Short task –
Extract from the listing each line in which the word "JSON" appears.

Records for the task –
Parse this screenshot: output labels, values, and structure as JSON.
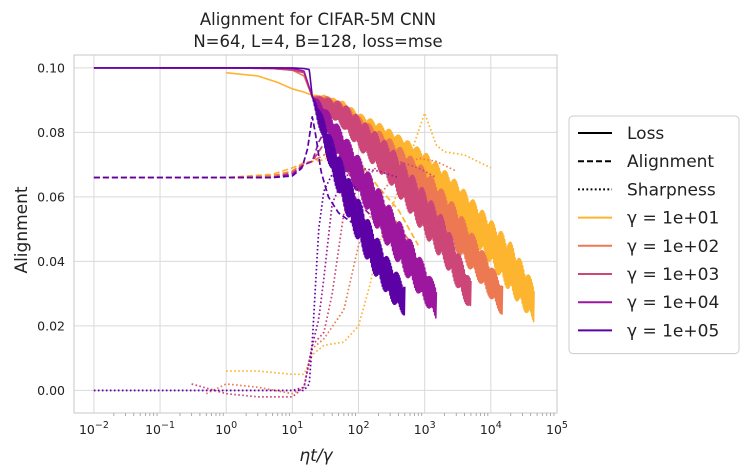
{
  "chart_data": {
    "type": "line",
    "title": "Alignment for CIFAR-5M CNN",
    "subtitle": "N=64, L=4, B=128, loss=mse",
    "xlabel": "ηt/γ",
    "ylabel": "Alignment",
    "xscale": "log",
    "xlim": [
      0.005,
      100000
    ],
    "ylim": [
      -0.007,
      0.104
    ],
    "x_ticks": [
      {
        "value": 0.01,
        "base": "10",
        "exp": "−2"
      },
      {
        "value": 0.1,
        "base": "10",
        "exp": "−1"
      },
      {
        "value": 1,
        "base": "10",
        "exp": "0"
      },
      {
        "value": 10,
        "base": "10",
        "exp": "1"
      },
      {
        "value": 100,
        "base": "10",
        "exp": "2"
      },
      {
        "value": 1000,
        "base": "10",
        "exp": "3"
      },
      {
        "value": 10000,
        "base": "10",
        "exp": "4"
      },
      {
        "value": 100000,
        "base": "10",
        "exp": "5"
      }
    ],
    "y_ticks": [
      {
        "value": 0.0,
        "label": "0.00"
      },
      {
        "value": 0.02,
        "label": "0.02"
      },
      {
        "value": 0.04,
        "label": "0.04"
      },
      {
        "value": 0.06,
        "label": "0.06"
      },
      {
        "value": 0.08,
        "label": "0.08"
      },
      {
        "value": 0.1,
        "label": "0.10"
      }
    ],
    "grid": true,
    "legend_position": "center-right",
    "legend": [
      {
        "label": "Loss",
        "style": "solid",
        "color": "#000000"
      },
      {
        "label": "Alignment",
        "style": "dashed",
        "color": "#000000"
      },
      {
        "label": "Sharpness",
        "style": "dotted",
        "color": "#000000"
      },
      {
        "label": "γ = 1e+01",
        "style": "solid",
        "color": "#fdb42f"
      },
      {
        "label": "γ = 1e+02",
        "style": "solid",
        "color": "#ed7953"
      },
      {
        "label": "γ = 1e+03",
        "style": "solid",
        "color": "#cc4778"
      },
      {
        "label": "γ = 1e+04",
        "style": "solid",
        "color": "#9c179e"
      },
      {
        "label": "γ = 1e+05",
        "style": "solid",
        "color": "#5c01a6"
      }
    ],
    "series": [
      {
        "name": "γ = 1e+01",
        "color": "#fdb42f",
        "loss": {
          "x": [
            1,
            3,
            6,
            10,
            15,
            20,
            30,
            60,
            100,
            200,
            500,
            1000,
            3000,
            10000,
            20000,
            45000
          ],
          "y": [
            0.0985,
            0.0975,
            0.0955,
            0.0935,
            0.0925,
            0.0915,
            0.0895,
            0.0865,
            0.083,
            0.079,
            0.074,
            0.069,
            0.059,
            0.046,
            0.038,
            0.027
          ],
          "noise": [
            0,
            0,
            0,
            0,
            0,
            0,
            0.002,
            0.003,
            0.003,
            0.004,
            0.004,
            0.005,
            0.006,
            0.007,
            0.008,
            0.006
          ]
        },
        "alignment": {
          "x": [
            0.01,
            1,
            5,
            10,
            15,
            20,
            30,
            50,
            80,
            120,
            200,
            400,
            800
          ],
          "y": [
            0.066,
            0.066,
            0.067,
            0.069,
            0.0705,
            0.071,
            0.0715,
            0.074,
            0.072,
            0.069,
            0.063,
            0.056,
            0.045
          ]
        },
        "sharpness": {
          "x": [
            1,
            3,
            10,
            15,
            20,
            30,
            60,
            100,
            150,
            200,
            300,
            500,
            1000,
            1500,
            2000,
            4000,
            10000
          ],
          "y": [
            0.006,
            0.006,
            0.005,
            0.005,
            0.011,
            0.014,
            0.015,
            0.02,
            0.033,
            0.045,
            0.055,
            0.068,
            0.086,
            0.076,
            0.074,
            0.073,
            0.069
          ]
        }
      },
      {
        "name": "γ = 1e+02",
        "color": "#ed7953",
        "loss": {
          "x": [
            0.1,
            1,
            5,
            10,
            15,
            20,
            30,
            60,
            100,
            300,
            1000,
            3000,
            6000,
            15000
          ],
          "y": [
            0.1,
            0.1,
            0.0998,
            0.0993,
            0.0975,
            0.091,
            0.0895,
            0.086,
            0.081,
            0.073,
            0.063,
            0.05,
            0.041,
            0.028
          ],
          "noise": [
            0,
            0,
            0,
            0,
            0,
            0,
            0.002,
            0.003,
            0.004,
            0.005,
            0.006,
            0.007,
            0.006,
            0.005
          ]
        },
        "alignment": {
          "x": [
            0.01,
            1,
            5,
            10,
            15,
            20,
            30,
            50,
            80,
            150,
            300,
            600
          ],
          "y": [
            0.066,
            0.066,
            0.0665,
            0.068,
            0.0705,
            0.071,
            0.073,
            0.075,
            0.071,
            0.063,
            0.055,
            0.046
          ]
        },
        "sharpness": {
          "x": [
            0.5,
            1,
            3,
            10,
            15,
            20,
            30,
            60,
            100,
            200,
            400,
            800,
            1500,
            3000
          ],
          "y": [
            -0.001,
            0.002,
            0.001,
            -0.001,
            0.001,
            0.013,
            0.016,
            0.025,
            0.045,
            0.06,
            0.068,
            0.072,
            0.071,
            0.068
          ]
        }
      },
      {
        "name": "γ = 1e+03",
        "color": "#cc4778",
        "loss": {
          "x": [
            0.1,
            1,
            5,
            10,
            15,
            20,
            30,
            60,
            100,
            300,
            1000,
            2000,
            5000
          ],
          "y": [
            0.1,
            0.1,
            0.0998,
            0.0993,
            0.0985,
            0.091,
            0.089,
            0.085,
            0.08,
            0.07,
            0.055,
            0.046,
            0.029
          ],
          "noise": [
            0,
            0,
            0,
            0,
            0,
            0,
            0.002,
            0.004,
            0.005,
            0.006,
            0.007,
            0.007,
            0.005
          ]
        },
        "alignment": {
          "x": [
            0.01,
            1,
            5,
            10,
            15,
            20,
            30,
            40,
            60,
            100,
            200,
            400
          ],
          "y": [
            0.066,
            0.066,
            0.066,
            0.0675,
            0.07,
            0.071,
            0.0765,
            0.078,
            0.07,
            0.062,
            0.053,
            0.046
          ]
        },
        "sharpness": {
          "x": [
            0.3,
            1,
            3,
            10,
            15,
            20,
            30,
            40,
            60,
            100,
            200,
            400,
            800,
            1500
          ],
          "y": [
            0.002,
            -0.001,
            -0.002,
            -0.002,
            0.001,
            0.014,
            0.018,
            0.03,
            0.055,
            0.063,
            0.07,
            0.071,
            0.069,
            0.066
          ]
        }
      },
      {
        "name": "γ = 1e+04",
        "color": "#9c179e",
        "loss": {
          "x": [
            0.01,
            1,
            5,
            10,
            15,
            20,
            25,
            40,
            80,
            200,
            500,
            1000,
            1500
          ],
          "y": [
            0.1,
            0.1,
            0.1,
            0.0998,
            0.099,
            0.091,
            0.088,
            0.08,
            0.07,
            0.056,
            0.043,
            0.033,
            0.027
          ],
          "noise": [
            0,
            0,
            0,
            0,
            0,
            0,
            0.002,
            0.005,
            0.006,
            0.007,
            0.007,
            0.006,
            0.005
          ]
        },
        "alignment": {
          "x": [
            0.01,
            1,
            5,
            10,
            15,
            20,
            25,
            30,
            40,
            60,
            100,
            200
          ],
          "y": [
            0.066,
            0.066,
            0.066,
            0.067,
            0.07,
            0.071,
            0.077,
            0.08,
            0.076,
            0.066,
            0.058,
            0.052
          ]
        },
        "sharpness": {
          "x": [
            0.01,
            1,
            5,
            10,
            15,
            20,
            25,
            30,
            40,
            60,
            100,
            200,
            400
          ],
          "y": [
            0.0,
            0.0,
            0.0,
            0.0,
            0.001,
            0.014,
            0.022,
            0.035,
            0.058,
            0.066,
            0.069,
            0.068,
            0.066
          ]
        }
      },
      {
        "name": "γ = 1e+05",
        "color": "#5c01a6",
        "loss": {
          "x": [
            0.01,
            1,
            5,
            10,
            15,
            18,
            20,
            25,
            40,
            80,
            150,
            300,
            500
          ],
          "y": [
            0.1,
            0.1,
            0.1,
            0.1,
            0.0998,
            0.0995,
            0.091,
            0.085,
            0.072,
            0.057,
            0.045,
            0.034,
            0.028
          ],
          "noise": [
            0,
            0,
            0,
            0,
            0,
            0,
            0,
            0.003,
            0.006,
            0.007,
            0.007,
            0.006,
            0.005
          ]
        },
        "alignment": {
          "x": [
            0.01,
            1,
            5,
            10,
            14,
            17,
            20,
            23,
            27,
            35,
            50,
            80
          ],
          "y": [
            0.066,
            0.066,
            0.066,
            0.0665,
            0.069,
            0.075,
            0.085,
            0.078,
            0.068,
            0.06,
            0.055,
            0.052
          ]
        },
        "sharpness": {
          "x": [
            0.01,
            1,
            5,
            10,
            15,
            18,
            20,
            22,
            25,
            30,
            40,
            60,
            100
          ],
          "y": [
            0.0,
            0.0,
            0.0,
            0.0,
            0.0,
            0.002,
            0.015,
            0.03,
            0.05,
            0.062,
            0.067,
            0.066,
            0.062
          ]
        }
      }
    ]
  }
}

==

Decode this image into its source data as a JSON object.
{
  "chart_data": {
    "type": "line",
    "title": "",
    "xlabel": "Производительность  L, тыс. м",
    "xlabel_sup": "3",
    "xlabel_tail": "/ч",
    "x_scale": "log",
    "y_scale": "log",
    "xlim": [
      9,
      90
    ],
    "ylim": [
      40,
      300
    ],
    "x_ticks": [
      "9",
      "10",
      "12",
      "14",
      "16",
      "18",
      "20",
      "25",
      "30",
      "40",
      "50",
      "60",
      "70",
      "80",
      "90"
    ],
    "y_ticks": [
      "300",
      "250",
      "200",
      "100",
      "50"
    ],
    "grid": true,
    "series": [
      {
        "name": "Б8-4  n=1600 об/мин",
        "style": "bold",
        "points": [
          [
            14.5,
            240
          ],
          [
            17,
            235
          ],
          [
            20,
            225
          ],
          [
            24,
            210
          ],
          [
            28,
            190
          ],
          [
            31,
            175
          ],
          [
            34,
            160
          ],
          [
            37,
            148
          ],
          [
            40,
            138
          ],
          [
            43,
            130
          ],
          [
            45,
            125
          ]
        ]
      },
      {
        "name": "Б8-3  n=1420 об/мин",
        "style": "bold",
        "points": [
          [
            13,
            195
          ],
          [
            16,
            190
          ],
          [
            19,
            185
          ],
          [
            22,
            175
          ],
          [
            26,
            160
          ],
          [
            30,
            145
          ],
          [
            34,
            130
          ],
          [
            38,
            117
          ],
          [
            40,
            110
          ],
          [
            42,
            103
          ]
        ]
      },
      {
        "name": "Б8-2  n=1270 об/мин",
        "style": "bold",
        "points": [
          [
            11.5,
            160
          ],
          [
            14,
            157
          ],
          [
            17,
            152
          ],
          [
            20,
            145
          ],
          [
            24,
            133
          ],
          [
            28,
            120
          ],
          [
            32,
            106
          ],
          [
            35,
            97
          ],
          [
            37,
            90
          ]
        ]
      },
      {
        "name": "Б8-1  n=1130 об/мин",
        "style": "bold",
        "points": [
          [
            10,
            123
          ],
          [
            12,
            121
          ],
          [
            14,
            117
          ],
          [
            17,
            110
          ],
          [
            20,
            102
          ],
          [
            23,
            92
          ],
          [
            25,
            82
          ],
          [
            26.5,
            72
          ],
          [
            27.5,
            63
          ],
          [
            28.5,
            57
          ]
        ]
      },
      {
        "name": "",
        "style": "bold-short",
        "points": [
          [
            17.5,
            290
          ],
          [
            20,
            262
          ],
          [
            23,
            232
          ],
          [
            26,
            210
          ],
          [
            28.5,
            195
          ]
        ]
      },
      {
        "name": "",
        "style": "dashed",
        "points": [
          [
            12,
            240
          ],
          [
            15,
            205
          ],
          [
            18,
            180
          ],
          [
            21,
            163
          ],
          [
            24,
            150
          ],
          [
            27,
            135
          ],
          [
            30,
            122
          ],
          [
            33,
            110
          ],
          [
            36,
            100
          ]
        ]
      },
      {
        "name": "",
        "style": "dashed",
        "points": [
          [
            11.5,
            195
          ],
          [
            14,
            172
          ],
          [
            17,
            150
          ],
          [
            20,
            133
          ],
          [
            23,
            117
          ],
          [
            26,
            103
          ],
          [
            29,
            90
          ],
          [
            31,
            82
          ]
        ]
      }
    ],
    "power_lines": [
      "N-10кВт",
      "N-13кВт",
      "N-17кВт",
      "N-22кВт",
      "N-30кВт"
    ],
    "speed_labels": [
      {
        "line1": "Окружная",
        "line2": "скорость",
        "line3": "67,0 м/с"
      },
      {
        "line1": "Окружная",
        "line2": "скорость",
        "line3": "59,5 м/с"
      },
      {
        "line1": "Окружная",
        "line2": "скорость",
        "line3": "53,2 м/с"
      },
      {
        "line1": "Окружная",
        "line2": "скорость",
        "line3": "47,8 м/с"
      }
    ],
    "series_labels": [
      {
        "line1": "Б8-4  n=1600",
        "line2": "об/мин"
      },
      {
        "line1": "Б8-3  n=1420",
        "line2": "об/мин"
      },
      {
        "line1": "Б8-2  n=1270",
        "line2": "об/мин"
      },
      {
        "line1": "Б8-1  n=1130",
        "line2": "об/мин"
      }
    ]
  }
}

* * *

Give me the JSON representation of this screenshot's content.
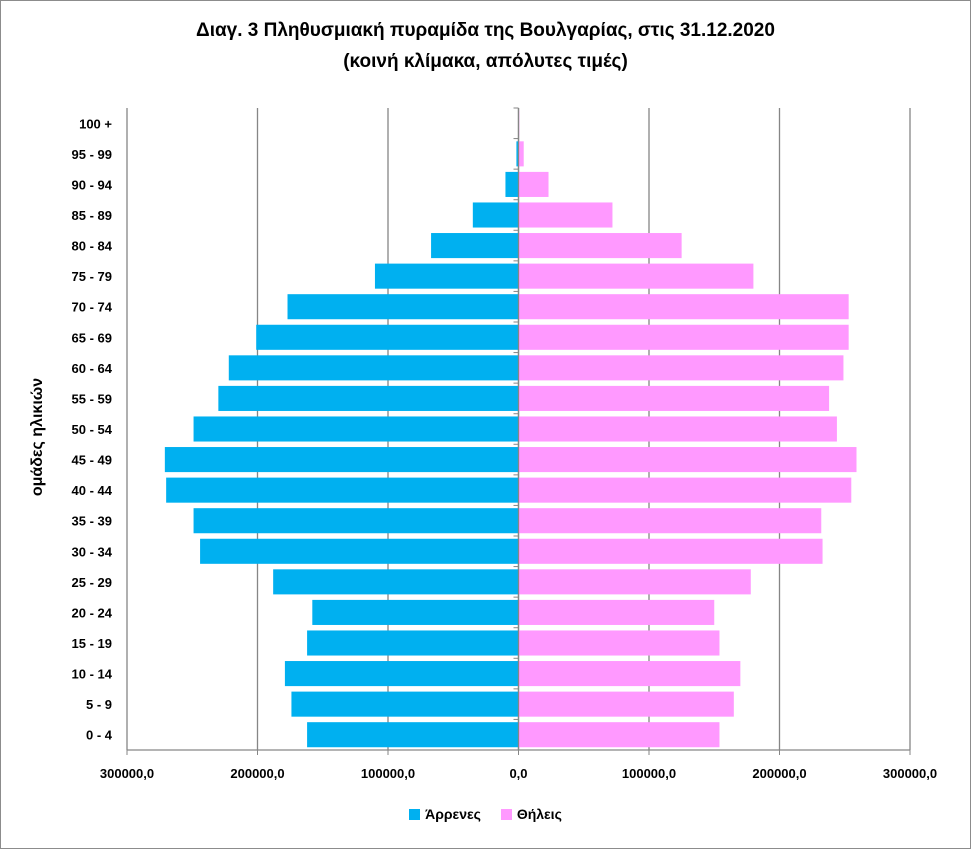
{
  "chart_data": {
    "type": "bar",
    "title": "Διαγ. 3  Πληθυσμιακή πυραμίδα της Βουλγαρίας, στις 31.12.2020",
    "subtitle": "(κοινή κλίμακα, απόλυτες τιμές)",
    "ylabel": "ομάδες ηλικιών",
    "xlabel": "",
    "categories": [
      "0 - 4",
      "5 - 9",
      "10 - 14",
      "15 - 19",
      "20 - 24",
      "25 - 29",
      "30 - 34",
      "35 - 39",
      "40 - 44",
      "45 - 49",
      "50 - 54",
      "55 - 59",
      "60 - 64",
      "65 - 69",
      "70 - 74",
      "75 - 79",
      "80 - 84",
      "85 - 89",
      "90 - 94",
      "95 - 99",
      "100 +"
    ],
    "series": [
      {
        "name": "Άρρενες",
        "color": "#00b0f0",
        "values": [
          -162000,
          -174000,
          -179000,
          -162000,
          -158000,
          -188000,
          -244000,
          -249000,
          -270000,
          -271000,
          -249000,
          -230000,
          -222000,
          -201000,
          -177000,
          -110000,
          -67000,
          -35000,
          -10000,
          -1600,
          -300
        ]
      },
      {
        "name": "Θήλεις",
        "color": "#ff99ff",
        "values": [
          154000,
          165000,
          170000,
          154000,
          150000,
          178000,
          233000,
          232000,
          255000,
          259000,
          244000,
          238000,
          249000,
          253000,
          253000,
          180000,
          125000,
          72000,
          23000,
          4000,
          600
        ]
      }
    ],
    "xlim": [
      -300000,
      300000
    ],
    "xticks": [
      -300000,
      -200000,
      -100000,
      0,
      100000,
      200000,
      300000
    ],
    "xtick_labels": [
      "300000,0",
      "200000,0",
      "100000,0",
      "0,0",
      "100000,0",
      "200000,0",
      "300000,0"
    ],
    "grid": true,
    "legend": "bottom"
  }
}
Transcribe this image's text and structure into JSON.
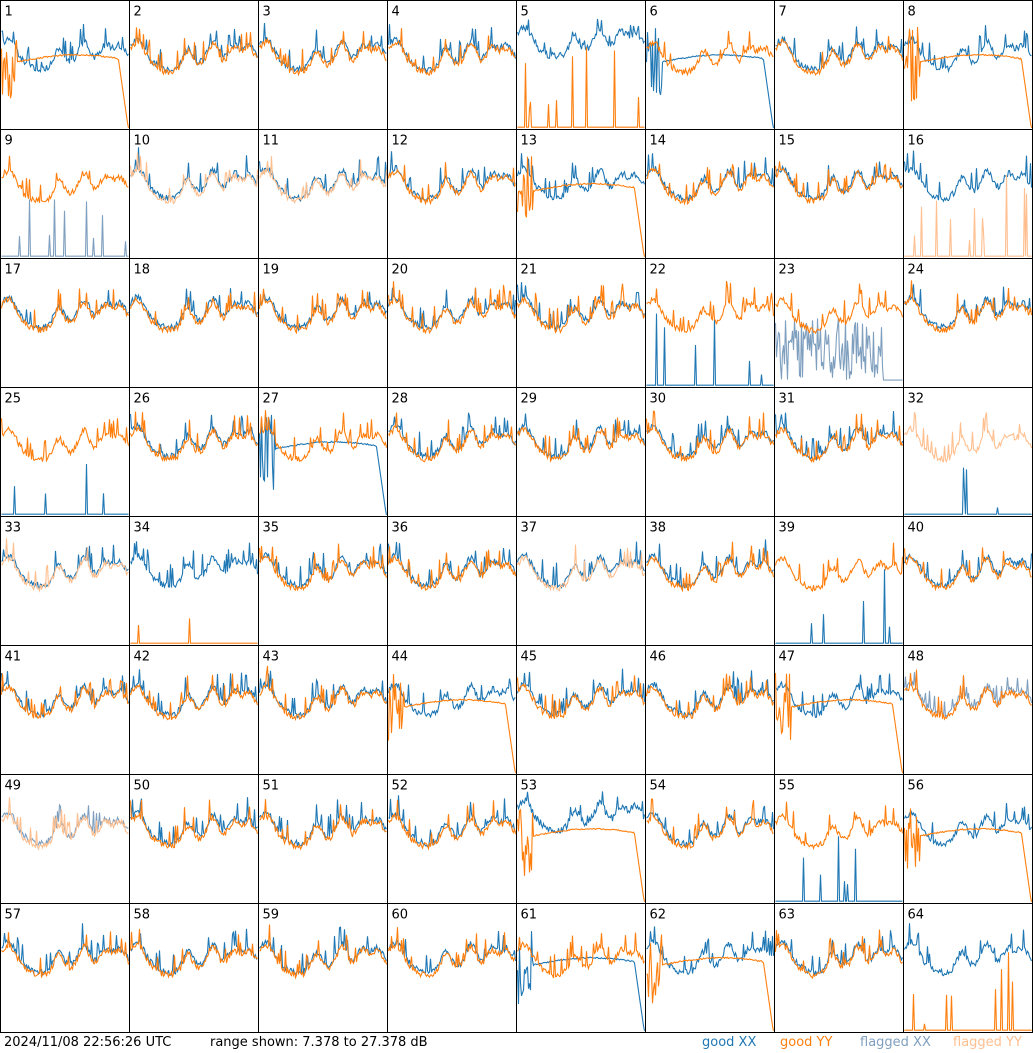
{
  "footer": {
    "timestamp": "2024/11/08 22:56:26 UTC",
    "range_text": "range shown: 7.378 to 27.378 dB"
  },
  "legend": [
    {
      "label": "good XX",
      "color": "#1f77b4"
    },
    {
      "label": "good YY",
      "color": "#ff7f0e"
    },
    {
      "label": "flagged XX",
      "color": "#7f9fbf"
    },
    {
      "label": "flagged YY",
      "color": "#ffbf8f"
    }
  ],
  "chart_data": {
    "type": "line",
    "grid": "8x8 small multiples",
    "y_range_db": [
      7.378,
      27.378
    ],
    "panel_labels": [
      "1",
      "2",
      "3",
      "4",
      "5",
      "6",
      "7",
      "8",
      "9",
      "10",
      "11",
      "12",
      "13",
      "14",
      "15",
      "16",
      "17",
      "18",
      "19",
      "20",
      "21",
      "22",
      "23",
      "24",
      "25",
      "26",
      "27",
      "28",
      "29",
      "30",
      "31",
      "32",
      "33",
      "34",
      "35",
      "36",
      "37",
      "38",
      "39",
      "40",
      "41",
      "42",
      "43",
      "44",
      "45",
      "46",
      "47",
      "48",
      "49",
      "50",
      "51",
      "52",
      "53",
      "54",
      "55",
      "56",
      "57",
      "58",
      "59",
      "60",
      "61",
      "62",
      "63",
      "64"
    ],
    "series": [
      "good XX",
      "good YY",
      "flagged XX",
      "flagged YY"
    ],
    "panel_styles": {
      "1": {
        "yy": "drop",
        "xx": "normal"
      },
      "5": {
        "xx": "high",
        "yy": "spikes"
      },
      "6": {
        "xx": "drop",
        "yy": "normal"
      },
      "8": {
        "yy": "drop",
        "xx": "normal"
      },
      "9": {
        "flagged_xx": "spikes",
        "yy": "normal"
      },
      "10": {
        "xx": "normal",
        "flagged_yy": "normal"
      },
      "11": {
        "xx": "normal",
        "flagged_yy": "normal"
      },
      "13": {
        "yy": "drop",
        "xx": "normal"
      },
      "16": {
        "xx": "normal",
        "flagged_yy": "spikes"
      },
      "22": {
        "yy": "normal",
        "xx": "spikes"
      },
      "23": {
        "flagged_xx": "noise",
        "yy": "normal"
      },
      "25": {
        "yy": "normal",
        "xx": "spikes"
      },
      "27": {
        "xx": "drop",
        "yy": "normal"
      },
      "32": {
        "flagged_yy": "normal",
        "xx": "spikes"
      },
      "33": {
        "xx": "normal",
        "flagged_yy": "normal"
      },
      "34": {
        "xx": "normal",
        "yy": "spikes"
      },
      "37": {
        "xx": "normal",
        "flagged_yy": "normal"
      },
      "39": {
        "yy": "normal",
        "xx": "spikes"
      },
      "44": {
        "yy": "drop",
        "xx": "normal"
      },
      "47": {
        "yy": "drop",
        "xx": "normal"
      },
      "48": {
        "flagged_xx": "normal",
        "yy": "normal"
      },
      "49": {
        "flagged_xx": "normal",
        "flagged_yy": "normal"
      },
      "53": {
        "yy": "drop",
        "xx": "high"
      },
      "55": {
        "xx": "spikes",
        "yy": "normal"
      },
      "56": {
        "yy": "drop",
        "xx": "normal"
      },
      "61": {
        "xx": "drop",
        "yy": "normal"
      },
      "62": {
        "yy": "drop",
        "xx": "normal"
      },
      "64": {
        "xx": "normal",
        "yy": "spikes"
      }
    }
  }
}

Solved problem –
Parse this screenshot: output labels, values, and structure as JSON.
Decode this image into its source data as a JSON object.
Give me the JSON representation of this screenshot's content.
Transcribe this image's text and structure into JSON.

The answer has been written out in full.